* Exercise brief:
Look for the string "data" in every line, and copy each line that has it.

------ Given records

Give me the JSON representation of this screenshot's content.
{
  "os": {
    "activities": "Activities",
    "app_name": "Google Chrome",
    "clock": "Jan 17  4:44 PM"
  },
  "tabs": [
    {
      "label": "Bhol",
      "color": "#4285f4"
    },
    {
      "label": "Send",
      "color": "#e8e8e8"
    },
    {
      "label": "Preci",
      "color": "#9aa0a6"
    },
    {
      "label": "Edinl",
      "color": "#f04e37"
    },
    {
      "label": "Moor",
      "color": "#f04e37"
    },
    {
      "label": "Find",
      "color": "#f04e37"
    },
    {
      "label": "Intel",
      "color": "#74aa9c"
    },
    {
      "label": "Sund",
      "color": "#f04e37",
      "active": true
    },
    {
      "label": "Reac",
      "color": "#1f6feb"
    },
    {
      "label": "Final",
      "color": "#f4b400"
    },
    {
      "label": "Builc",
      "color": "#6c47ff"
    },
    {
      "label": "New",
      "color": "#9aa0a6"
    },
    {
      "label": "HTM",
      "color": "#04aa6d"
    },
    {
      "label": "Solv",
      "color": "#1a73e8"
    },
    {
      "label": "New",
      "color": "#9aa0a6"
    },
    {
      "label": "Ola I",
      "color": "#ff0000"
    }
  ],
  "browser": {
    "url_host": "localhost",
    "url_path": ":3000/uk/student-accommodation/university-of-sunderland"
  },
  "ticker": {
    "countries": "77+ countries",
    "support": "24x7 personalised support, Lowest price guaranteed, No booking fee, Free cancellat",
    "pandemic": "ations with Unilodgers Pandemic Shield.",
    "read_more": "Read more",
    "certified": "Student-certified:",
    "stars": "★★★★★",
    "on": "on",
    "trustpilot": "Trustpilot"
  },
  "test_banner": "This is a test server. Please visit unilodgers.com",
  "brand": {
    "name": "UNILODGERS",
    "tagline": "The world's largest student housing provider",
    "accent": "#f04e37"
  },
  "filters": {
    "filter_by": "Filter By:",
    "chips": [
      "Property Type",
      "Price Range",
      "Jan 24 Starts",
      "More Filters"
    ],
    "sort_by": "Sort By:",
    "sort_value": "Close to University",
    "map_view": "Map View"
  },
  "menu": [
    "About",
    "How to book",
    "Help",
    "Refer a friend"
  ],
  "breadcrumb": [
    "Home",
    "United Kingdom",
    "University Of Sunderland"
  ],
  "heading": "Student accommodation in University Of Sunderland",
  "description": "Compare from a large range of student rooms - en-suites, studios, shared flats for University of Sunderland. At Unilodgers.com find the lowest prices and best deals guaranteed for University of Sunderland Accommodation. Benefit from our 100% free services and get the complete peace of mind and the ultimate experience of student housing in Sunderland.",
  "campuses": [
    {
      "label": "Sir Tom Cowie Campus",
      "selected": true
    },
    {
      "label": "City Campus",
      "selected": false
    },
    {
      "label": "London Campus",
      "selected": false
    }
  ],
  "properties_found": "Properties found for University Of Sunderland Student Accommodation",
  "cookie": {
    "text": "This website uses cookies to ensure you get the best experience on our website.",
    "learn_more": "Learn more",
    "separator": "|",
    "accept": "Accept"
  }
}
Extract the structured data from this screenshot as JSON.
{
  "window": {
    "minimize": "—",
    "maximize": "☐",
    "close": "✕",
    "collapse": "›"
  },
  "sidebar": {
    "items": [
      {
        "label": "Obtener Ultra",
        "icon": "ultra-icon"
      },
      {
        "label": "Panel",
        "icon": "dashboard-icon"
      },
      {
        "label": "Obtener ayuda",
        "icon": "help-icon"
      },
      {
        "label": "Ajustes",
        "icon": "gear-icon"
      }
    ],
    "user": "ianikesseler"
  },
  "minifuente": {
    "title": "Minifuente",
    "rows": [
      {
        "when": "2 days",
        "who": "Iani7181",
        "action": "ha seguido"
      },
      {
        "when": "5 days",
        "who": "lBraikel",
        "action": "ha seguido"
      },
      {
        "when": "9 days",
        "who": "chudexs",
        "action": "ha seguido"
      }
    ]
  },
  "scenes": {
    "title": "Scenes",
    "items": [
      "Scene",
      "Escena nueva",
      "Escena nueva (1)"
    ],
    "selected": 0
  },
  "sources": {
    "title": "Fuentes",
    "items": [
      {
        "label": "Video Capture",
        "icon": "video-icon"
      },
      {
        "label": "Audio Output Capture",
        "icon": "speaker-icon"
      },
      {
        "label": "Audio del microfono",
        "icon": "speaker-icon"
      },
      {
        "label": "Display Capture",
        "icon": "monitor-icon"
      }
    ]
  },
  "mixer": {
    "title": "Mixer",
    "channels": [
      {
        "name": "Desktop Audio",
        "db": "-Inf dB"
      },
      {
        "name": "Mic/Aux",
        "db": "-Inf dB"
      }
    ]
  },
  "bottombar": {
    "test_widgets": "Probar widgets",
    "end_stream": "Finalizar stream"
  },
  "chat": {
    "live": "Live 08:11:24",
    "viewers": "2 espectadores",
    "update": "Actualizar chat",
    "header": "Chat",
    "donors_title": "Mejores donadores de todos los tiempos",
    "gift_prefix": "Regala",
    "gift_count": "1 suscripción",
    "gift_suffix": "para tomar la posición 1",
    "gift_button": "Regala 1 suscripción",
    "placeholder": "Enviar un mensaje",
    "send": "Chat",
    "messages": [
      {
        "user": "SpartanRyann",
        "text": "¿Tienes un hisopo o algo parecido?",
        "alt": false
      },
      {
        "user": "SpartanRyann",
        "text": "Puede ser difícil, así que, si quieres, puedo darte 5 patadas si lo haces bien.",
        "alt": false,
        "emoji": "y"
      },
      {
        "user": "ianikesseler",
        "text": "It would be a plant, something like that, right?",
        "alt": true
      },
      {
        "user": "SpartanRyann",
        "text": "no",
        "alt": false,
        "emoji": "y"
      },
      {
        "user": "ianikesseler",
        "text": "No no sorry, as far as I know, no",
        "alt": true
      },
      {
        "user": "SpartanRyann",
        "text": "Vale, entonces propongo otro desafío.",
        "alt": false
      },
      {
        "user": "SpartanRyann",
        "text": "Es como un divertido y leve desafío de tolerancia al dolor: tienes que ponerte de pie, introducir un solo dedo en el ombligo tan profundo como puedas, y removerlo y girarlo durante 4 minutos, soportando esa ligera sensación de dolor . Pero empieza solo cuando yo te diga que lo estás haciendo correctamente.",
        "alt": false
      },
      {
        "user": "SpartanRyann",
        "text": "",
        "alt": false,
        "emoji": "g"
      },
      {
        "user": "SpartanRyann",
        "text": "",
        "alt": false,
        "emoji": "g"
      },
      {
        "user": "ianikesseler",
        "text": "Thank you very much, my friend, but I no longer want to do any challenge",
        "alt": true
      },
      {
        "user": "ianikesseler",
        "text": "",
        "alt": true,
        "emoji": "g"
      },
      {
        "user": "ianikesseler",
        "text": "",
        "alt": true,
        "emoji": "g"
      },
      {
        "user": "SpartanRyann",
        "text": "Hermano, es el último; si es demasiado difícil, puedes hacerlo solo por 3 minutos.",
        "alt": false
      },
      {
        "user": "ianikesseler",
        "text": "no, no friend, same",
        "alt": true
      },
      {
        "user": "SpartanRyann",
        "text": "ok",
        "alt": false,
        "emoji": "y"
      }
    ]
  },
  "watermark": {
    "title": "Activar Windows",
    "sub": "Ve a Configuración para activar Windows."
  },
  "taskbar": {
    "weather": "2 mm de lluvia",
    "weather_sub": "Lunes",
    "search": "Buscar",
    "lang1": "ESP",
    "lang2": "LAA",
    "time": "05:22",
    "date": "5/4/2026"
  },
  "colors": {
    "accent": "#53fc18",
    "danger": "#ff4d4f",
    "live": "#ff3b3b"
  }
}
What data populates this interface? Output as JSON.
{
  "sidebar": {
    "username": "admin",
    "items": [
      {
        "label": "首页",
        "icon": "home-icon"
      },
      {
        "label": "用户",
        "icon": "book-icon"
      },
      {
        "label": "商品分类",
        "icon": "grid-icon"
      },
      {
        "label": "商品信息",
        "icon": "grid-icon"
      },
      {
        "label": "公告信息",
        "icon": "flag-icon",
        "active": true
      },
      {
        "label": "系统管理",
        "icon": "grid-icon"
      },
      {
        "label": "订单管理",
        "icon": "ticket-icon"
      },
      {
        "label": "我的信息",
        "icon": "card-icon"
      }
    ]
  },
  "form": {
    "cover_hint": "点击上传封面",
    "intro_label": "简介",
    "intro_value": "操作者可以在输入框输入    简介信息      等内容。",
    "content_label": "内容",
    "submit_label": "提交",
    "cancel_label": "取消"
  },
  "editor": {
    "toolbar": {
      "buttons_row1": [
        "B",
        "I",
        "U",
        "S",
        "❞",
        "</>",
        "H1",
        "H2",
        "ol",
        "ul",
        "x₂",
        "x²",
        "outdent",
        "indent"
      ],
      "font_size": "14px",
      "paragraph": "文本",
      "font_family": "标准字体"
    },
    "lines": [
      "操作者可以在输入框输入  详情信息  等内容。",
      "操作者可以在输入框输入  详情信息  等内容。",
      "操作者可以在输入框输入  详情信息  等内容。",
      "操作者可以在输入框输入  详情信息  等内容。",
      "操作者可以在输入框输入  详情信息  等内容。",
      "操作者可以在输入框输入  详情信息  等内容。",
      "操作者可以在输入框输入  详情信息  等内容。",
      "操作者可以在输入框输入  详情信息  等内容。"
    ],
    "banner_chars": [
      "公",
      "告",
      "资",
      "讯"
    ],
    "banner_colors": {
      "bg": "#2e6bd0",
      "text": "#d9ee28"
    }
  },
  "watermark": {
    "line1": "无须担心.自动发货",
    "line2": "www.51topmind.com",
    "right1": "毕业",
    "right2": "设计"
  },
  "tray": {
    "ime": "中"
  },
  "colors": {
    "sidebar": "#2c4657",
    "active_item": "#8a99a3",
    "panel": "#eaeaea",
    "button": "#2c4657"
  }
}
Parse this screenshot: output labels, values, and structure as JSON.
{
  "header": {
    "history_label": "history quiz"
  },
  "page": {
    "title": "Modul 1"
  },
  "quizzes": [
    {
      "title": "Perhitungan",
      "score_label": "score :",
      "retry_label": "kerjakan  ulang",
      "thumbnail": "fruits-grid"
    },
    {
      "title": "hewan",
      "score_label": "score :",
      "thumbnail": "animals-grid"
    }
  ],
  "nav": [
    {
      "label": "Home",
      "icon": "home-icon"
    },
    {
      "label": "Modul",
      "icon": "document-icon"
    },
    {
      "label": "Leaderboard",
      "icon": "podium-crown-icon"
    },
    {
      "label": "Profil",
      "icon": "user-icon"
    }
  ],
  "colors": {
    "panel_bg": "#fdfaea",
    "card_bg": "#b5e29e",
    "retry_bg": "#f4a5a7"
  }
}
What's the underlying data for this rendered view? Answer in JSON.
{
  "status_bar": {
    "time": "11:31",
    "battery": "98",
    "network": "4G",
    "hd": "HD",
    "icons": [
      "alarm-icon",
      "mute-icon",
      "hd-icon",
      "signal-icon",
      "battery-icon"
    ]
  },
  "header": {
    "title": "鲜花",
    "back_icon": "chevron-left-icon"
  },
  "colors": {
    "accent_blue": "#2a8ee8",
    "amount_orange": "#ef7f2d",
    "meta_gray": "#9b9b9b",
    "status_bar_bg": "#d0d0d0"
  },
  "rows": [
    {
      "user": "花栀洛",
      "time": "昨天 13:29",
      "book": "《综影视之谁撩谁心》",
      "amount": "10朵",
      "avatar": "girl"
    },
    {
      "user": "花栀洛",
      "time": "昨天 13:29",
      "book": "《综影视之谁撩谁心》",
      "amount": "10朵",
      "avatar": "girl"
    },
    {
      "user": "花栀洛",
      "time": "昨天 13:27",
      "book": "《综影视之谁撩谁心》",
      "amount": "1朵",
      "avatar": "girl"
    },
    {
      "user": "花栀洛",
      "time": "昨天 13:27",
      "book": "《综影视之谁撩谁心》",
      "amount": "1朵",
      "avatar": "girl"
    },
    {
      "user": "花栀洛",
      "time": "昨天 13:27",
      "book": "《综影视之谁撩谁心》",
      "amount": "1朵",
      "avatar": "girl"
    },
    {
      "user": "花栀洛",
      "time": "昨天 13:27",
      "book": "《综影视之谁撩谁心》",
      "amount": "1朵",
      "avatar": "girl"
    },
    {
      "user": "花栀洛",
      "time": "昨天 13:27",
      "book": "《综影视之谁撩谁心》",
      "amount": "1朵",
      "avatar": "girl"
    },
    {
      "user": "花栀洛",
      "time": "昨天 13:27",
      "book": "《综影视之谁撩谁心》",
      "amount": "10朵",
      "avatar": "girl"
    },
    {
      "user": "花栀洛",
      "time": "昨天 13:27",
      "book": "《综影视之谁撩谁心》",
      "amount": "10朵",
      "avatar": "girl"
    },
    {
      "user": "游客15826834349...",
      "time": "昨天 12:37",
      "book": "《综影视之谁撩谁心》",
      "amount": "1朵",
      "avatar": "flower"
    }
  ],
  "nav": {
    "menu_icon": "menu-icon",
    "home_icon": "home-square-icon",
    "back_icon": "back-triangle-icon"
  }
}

------------

* Expected answer:
Extract the structured data from this screenshot as JSON.
What data populates this interface? Output as JSON.
What's the underlying data for this rendered view? Answer in JSON.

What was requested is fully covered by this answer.